## GOAL
Transcribe all of the material exactly.

## MATERIAL SHOWN

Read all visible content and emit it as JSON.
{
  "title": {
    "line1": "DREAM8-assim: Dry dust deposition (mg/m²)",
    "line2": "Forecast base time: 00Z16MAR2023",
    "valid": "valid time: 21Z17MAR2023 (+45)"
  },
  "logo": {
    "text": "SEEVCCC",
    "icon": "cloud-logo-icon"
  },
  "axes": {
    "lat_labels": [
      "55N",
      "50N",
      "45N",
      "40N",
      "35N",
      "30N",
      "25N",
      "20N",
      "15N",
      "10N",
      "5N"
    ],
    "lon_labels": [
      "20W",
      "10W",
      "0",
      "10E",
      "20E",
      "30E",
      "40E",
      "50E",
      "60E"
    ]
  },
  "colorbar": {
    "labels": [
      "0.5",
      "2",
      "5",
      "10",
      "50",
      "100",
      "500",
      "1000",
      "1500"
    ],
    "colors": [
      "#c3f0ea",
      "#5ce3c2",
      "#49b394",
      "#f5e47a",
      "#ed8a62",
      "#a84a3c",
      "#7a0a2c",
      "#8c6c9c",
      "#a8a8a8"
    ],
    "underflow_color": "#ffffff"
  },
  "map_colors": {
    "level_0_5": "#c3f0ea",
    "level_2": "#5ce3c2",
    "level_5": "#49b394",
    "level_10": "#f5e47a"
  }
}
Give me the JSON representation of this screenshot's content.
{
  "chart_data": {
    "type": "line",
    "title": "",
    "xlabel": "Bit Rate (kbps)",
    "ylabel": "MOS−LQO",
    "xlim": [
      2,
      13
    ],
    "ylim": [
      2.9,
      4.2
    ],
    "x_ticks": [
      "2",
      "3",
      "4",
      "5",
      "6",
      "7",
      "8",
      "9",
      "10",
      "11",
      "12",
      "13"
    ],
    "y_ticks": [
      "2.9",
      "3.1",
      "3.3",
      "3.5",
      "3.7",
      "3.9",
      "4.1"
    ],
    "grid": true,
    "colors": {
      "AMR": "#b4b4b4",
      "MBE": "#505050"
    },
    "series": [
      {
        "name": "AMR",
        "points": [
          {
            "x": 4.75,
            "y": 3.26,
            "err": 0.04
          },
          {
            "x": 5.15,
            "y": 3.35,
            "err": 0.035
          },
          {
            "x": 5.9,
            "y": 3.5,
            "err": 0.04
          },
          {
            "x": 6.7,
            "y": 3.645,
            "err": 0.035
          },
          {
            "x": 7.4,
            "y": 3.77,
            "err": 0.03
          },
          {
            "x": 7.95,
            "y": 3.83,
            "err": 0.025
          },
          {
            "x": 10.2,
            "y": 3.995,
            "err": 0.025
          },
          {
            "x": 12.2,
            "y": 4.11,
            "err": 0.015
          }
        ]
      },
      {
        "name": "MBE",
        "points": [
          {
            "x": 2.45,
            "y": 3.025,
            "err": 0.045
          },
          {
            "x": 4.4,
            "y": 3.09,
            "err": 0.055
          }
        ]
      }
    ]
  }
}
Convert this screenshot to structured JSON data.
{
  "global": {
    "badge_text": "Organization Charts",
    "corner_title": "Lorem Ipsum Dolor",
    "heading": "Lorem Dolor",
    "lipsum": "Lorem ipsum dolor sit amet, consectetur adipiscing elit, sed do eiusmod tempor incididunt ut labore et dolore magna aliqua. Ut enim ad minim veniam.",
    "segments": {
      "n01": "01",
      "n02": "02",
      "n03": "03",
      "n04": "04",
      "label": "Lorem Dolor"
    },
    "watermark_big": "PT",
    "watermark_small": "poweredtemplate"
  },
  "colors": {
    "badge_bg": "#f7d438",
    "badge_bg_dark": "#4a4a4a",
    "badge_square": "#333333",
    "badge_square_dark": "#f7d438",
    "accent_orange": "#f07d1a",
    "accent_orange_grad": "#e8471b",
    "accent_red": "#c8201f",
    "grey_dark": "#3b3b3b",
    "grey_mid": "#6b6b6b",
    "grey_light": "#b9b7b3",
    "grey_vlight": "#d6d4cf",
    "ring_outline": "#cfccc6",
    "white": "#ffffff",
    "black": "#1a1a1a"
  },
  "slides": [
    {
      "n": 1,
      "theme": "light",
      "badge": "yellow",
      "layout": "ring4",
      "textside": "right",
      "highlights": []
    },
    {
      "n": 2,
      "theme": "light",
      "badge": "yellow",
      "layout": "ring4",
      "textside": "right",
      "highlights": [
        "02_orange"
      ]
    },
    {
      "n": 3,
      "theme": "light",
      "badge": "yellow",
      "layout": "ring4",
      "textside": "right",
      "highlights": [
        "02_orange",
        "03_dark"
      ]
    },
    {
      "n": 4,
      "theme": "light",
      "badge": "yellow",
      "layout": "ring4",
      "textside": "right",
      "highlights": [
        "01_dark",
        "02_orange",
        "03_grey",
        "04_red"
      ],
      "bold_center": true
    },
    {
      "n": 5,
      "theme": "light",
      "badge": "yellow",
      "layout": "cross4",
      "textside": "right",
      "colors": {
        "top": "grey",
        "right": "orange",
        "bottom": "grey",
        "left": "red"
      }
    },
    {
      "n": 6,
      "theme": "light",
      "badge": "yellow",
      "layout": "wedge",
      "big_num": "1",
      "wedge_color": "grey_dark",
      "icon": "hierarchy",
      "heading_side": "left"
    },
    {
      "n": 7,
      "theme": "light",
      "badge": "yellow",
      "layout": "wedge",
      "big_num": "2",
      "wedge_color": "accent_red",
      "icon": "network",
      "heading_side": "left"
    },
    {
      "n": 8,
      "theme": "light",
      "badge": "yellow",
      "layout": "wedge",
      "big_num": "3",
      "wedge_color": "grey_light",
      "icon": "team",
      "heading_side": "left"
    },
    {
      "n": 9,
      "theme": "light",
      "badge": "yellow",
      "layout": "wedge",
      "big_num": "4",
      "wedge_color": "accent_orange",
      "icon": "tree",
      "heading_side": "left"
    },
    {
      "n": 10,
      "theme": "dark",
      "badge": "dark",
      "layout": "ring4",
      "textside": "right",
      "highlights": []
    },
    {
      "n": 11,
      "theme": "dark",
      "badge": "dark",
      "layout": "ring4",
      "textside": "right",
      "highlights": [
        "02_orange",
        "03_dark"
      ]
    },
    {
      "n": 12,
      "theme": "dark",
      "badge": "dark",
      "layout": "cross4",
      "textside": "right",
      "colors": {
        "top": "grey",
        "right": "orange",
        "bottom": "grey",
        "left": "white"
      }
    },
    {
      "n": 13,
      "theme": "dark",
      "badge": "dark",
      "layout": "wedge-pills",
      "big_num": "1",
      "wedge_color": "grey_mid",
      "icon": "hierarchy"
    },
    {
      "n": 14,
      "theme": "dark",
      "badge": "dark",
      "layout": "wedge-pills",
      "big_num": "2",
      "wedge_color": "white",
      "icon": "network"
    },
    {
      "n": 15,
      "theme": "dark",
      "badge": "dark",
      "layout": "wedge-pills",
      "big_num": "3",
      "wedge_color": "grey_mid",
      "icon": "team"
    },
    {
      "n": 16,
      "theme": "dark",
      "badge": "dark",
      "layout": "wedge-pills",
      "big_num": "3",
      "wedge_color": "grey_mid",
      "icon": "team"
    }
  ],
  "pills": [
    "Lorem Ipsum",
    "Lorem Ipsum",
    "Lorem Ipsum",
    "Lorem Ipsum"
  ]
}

## EXERCISE RESPONSE
Read all visible content and emit it as JSON.
{
  "title": {
    "line1": "DREAM8-assim: Dry dust deposition (mg/m²)",
    "line2": "Forecast base time: 00Z16MAR2023",
    "valid": "valid time: 21Z17MAR2023 (+45)"
  },
  "logo": {
    "text": "SEEVCCC",
    "icon": "cloud-logo-icon"
  },
  "axes": {
    "lat_labels": [
      "55N",
      "50N",
      "45N",
      "40N",
      "35N",
      "30N",
      "25N",
      "20N",
      "15N",
      "10N",
      "5N"
    ],
    "lon_labels": [
      "20W",
      "10W",
      "0",
      "10E",
      "20E",
      "30E",
      "40E",
      "50E",
      "60E"
    ]
  },
  "colorbar": {
    "labels": [
      "0.5",
      "2",
      "5",
      "10",
      "50",
      "100",
      "500",
      "1000",
      "1500"
    ],
    "colors": [
      "#c3f0ea",
      "#5ce3c2",
      "#49b394",
      "#f5e47a",
      "#ed8a62",
      "#a84a3c",
      "#7a0a2c",
      "#8c6c9c",
      "#a8a8a8"
    ],
    "underflow_color": "#ffffff"
  },
  "map_colors": {
    "level_0_5": "#c3f0ea",
    "level_2": "#5ce3c2",
    "level_5": "#49b394",
    "level_10": "#f5e47a"
  }
}
Give me the JSON representation of this screenshot's content.
{
  "chart_data": {
    "type": "line",
    "title": "",
    "xlabel": "Bit Rate (kbps)",
    "ylabel": "MOS−LQO",
    "xlim": [
      2,
      13
    ],
    "ylim": [
      2.9,
      4.2
    ],
    "x_ticks": [
      "2",
      "3",
      "4",
      "5",
      "6",
      "7",
      "8",
      "9",
      "10",
      "11",
      "12",
      "13"
    ],
    "y_ticks": [
      "2.9",
      "3.1",
      "3.3",
      "3.5",
      "3.7",
      "3.9",
      "4.1"
    ],
    "grid": true,
    "colors": {
      "AMR": "#b4b4b4",
      "MBE": "#505050"
    },
    "series": [
      {
        "name": "AMR",
        "points": [
          {
            "x": 4.75,
            "y": 3.26,
            "err": 0.04
          },
          {
            "x": 5.15,
            "y": 3.35,
            "err": 0.035
          },
          {
            "x": 5.9,
            "y": 3.5,
            "err": 0.04
          },
          {
            "x": 6.7,
            "y": 3.645,
            "err": 0.035
          },
          {
            "x": 7.4,
            "y": 3.77,
            "err": 0.03
          },
          {
            "x": 7.95,
            "y": 3.83,
            "err": 0.025
          },
          {
            "x": 10.2,
            "y": 3.995,
            "err": 0.025
          },
          {
            "x": 12.2,
            "y": 4.11,
            "err": 0.015
          }
        ]
      },
      {
        "name": "MBE",
        "points": [
          {
            "x": 2.45,
            "y": 3.025,
            "err": 0.045
          },
          {
            "x": 4.4,
            "y": 3.09,
            "err": 0.055
          }
        ]
      }
    ]
  }
}
Convert this screenshot to structured JSON data.
{
  "global": {
    "badge_text": "Organization Charts",
    "corner_title": "Lorem Ipsum Dolor",
    "heading": "Lorem Dolor",
    "lipsum": "Lorem ipsum dolor sit amet, consectetur adipiscing elit, sed do eiusmod tempor incididunt ut labore et dolore magna aliqua. Ut enim ad minim veniam.",
    "segments": {
      "n01": "01",
      "n02": "02",
      "n03": "03",
      "n04": "04",
      "label": "Lorem Dolor"
    },
    "watermark_big": "PT",
    "watermark_small": "poweredtemplate"
  },
  "colors": {
    "badge_bg": "#f7d438",
    "badge_bg_dark": "#4a4a4a",
    "badge_square": "#333333",
    "badge_square_dark": "#f7d438",
    "accent_orange": "#f07d1a",
    "accent_orange_grad": "#e8471b",
    "accent_red": "#c8201f",
    "grey_dark": "#3b3b3b",
    "grey_mid": "#6b6b6b",
    "grey_light": "#b9b7b3",
    "grey_vlight": "#d6d4cf",
    "ring_outline": "#cfccc6",
    "white": "#ffffff",
    "black": "#1a1a1a"
  },
  "slides": [
    {
      "n": 1,
      "theme": "light",
      "badge": "yellow",
      "layout": "ring4",
      "textside": "right",
      "highlights": []
    },
    {
      "n": 2,
      "theme": "light",
      "badge": "yellow",
      "layout": "ring4",
      "textside": "right",
      "highlights": [
        "02_orange"
      ]
    },
    {
      "n": 3,
      "theme": "light",
      "badge": "yellow",
      "layout": "ring4",
      "textside": "right",
      "highlights": [
        "02_orange",
        "03_dark"
      ]
    },
    {
      "n": 4,
      "theme": "light",
      "badge": "yellow",
      "layout": "ring4",
      "textside": "right",
      "highlights": [
        "01_dark",
        "02_orange",
        "03_grey",
        "04_red"
      ],
      "bold_center": true
    },
    {
      "n": 5,
      "theme": "light",
      "badge": "yellow",
      "layout": "cross4",
      "textside": "right",
      "colors": {
        "top": "grey",
        "right": "orange",
        "bottom": "grey",
        "left": "red"
      }
    },
    {
      "n": 6,
      "theme": "light",
      "badge": "yellow",
      "layout": "wedge",
      "big_num": "1",
      "wedge_color": "grey_dark",
      "icon": "hierarchy",
      "heading_side": "left"
    },
    {
      "n": 7,
      "theme": "light",
      "badge": "yellow",
      "layout": "wedge",
      "big_num": "2",
      "wedge_color": "accent_red",
      "icon": "network",
      "heading_side": "left"
    },
    {
      "n": 8,
      "theme": "light",
      "badge": "yellow",
      "layout": "wedge",
      "big_num": "3",
      "wedge_color": "grey_light",
      "icon": "team",
      "heading_side": "left"
    },
    {
      "n": 9,
      "theme": "light",
      "badge": "yellow",
      "layout": "wedge",
      "big_num": "4",
      "wedge_color": "accent_orange",
      "icon": "tree",
      "heading_side": "left"
    },
    {
      "n": 10,
      "theme": "dark",
      "badge": "dark",
      "layout": "ring4",
      "textside": "right",
      "highlights": []
    },
    {
      "n": 11,
      "theme": "dark",
      "badge": "dark",
      "layout": "ring4",
      "textside": "right",
      "highlights": [
        "02_orange",
        "03_dark"
      ]
    },
    {
      "n": 12,
      "theme": "dark",
      "badge": "dark",
      "layout": "cross4",
      "textside": "right",
      "colors": {
        "top": "grey",
        "right": "orange",
        "bottom": "grey",
        "left": "white"
      }
    },
    {
      "n": 13,
      "theme": "dark",
      "badge": "dark",
      "layout": "wedge-pills",
      "big_num": "1",
      "wedge_color": "grey_mid",
      "icon": "hierarchy"
    },
    {
      "n": 14,
      "theme": "dark",
      "badge": "dark",
      "layout": "wedge-pills",
      "big_num": "2",
      "wedge_color": "white",
      "icon": "network"
    },
    {
      "n": 15,
      "theme": "dark",
      "badge": "dark",
      "layout": "wedge-pills",
      "big_num": "3",
      "wedge_color": "grey_mid",
      "icon": "team"
    },
    {
      "n": 16,
      "theme": "dark",
      "badge": "dark",
      "layout": "wedge-pills",
      "big_num": "3",
      "wedge_color": "grey_mid",
      "icon": "team"
    }
  ],
  "pills": [
    "Lorem Ipsum",
    "Lorem Ipsum",
    "Lorem Ipsum",
    "Lorem Ipsum"
  ]
}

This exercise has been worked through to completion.